Segment Start: Material provided

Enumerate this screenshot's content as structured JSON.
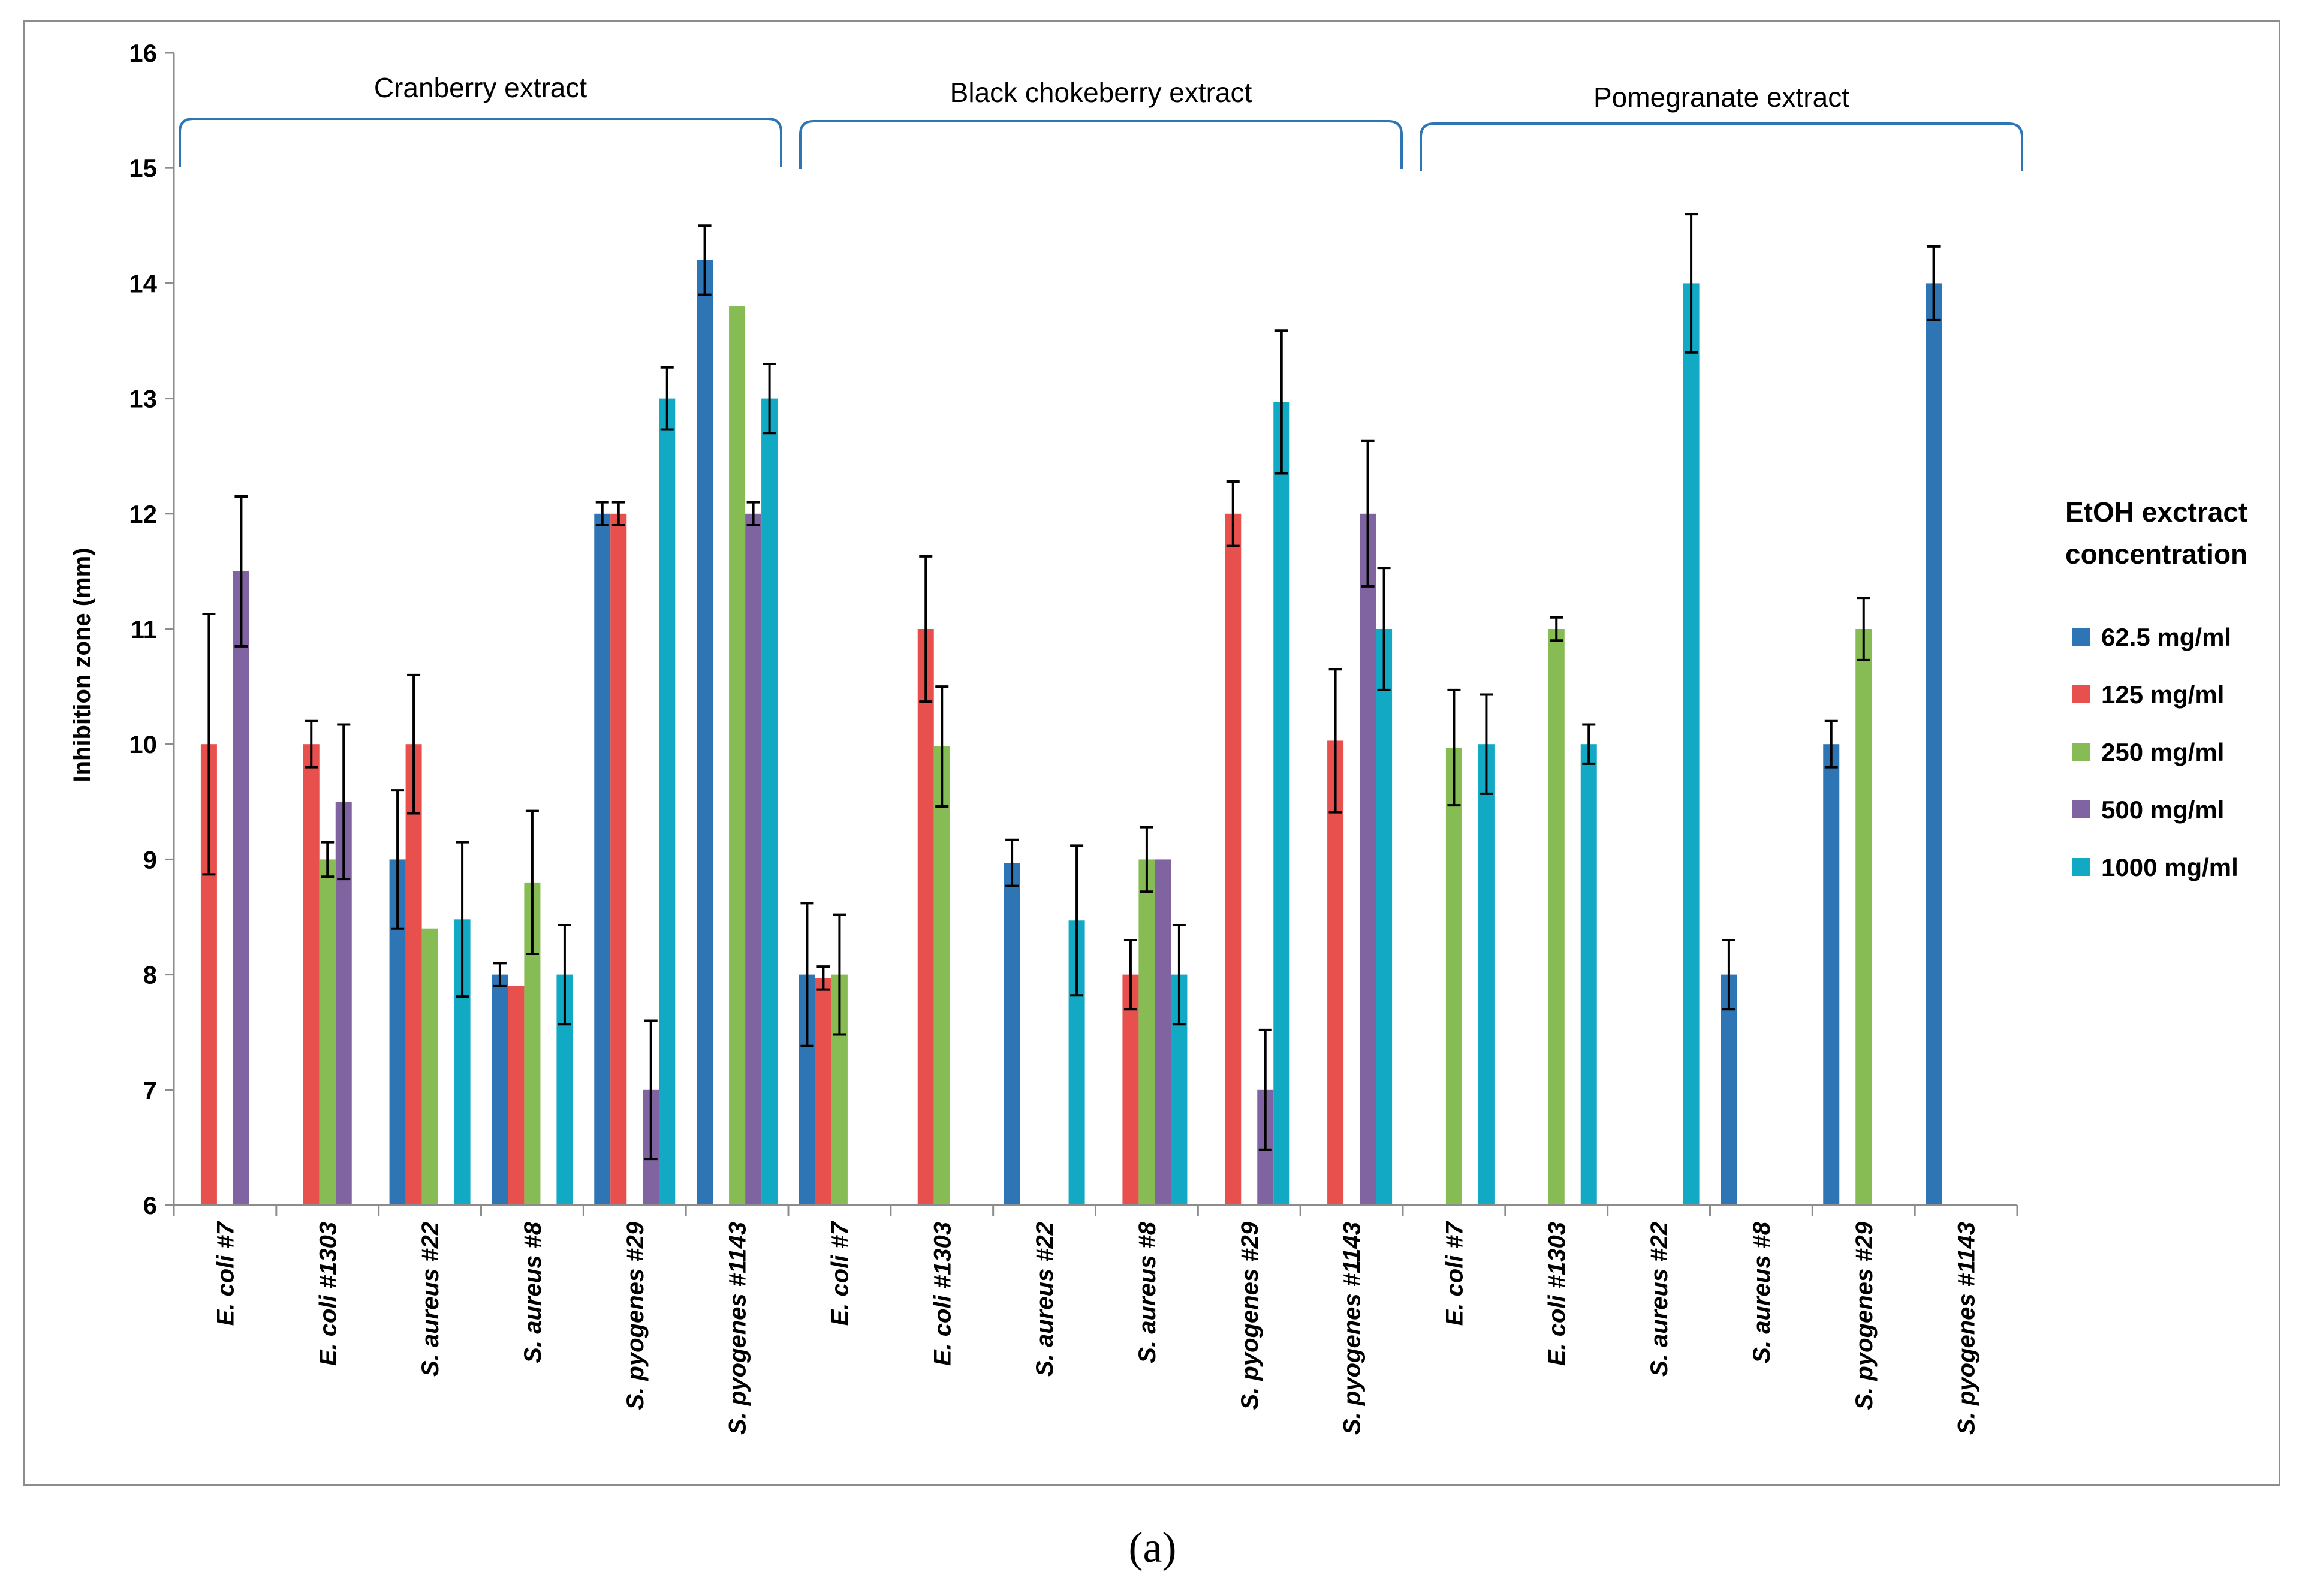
{
  "chart_data": {
    "type": "bar",
    "ylabel": "Inhibition zone (mm)",
    "ylim": [
      6,
      16
    ],
    "yticks": [
      6,
      7,
      8,
      9,
      10,
      11,
      12,
      13,
      14,
      15,
      16
    ],
    "categories": [
      "E. coli #7",
      "E. coli #1303",
      "S. aureus #22",
      "S. aureus #8",
      "S. pyogenes #29",
      "S. pyogenes #1143",
      "E. coli #7",
      "E. coli #1303",
      "S. aureus #22",
      "S. aureus #8",
      "S. pyogenes #29",
      "S. pyogenes #1143",
      "E. coli #7",
      "E. coli #1303",
      "S. aureus #22",
      "S. aureus #8",
      "S. pyogenes #29",
      "S. pyogenes #1143"
    ],
    "groups": [
      {
        "label": "Cranberry extract",
        "start": 0,
        "end": 5
      },
      {
        "label": "Black chokeberry extract",
        "start": 6,
        "end": 11
      },
      {
        "label": "Pomegranate extract",
        "start": 12,
        "end": 17
      }
    ],
    "legend_title": [
      "EtOH exctract",
      "concentration"
    ],
    "series": [
      {
        "name": "62.5 mg/ml",
        "color": "#2E75B6",
        "values": [
          null,
          null,
          9.0,
          8.0,
          12.0,
          14.2,
          8.0,
          null,
          8.97,
          null,
          null,
          null,
          null,
          null,
          null,
          8.0,
          10.0,
          14.0
        ],
        "errors": [
          null,
          null,
          0.6,
          0.1,
          0.1,
          0.3,
          0.62,
          null,
          0.2,
          null,
          null,
          null,
          null,
          null,
          null,
          0.3,
          0.2,
          0.32
        ]
      },
      {
        "name": "125 mg/ml",
        "color": "#E8504D",
        "values": [
          10.0,
          10.0,
          10.0,
          7.9,
          12.0,
          null,
          7.97,
          11.0,
          null,
          8.0,
          12.0,
          10.03,
          null,
          null,
          null,
          null,
          null,
          null
        ],
        "errors": [
          1.13,
          0.2,
          0.6,
          0.0,
          0.1,
          null,
          0.1,
          0.63,
          null,
          0.3,
          0.28,
          0.62,
          null,
          null,
          null,
          null,
          null,
          null
        ]
      },
      {
        "name": "250 mg/ml",
        "color": "#86BC53",
        "values": [
          null,
          9.0,
          8.4,
          8.8,
          null,
          13.8,
          8.0,
          9.98,
          null,
          9.0,
          null,
          null,
          9.97,
          11.0,
          null,
          null,
          11.0,
          null
        ],
        "errors": [
          null,
          0.15,
          0.0,
          0.62,
          null,
          0.0,
          0.52,
          0.52,
          null,
          0.28,
          null,
          null,
          0.5,
          0.1,
          null,
          null,
          0.27,
          null
        ]
      },
      {
        "name": "500 mg/ml",
        "color": "#8064A2",
        "values": [
          11.5,
          9.5,
          null,
          null,
          7.0,
          12.0,
          null,
          null,
          null,
          9.0,
          7.0,
          12.0,
          null,
          null,
          null,
          null,
          null,
          null
        ],
        "errors": [
          0.65,
          0.67,
          null,
          null,
          0.6,
          0.1,
          null,
          null,
          null,
          0.0,
          0.52,
          0.63,
          null,
          null,
          null,
          null,
          null,
          null
        ]
      },
      {
        "name": "1000 mg/ml",
        "color": "#12A9C4",
        "values": [
          null,
          null,
          8.48,
          8.0,
          13.0,
          13.0,
          null,
          null,
          8.47,
          8.0,
          12.97,
          11.0,
          10.0,
          10.0,
          14.0,
          null,
          null,
          null
        ],
        "errors": [
          null,
          null,
          0.67,
          0.43,
          0.27,
          0.3,
          null,
          null,
          0.65,
          0.43,
          0.62,
          0.53,
          0.43,
          0.17,
          0.6,
          null,
          null,
          null
        ]
      }
    ]
  },
  "panel_label": "(a)"
}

Segment End: Material provided

§ **What is needed**: Retype each line of the listing above word for word. Exclude the pictures.

§ **Expected answer**:
Enumerate this screenshot's content as structured JSON.
{
  "chart_data": {
    "type": "bar",
    "ylabel": "Inhibition zone (mm)",
    "ylim": [
      6,
      16
    ],
    "yticks": [
      6,
      7,
      8,
      9,
      10,
      11,
      12,
      13,
      14,
      15,
      16
    ],
    "categories": [
      "E. coli #7",
      "E. coli #1303",
      "S. aureus #22",
      "S. aureus #8",
      "S. pyogenes #29",
      "S. pyogenes #1143",
      "E. coli #7",
      "E. coli #1303",
      "S. aureus #22",
      "S. aureus #8",
      "S. pyogenes #29",
      "S. pyogenes #1143",
      "E. coli #7",
      "E. coli #1303",
      "S. aureus #22",
      "S. aureus #8",
      "S. pyogenes #29",
      "S. pyogenes #1143"
    ],
    "groups": [
      {
        "label": "Cranberry extract",
        "start": 0,
        "end": 5
      },
      {
        "label": "Black chokeberry extract",
        "start": 6,
        "end": 11
      },
      {
        "label": "Pomegranate extract",
        "start": 12,
        "end": 17
      }
    ],
    "legend_title": [
      "EtOH exctract",
      "concentration"
    ],
    "series": [
      {
        "name": "62.5 mg/ml",
        "color": "#2E75B6",
        "values": [
          null,
          null,
          9.0,
          8.0,
          12.0,
          14.2,
          8.0,
          null,
          8.97,
          null,
          null,
          null,
          null,
          null,
          null,
          8.0,
          10.0,
          14.0
        ],
        "errors": [
          null,
          null,
          0.6,
          0.1,
          0.1,
          0.3,
          0.62,
          null,
          0.2,
          null,
          null,
          null,
          null,
          null,
          null,
          0.3,
          0.2,
          0.32
        ]
      },
      {
        "name": "125 mg/ml",
        "color": "#E8504D",
        "values": [
          10.0,
          10.0,
          10.0,
          7.9,
          12.0,
          null,
          7.97,
          11.0,
          null,
          8.0,
          12.0,
          10.03,
          null,
          null,
          null,
          null,
          null,
          null
        ],
        "errors": [
          1.13,
          0.2,
          0.6,
          0.0,
          0.1,
          null,
          0.1,
          0.63,
          null,
          0.3,
          0.28,
          0.62,
          null,
          null,
          null,
          null,
          null,
          null
        ]
      },
      {
        "name": "250 mg/ml",
        "color": "#86BC53",
        "values": [
          null,
          9.0,
          8.4,
          8.8,
          null,
          13.8,
          8.0,
          9.98,
          null,
          9.0,
          null,
          null,
          9.97,
          11.0,
          null,
          null,
          11.0,
          null
        ],
        "errors": [
          null,
          0.15,
          0.0,
          0.62,
          null,
          0.0,
          0.52,
          0.52,
          null,
          0.28,
          null,
          null,
          0.5,
          0.1,
          null,
          null,
          0.27,
          null
        ]
      },
      {
        "name": "500 mg/ml",
        "color": "#8064A2",
        "values": [
          11.5,
          9.5,
          null,
          null,
          7.0,
          12.0,
          null,
          null,
          null,
          9.0,
          7.0,
          12.0,
          null,
          null,
          null,
          null,
          null,
          null
        ],
        "errors": [
          0.65,
          0.67,
          null,
          null,
          0.6,
          0.1,
          null,
          null,
          null,
          0.0,
          0.52,
          0.63,
          null,
          null,
          null,
          null,
          null,
          null
        ]
      },
      {
        "name": "1000 mg/ml",
        "color": "#12A9C4",
        "values": [
          null,
          null,
          8.48,
          8.0,
          13.0,
          13.0,
          null,
          null,
          8.47,
          8.0,
          12.97,
          11.0,
          10.0,
          10.0,
          14.0,
          null,
          null,
          null
        ],
        "errors": [
          null,
          null,
          0.67,
          0.43,
          0.27,
          0.3,
          null,
          null,
          0.65,
          0.43,
          0.62,
          0.53,
          0.43,
          0.17,
          0.6,
          null,
          null,
          null
        ]
      }
    ]
  },
  "panel_label": "(a)"
}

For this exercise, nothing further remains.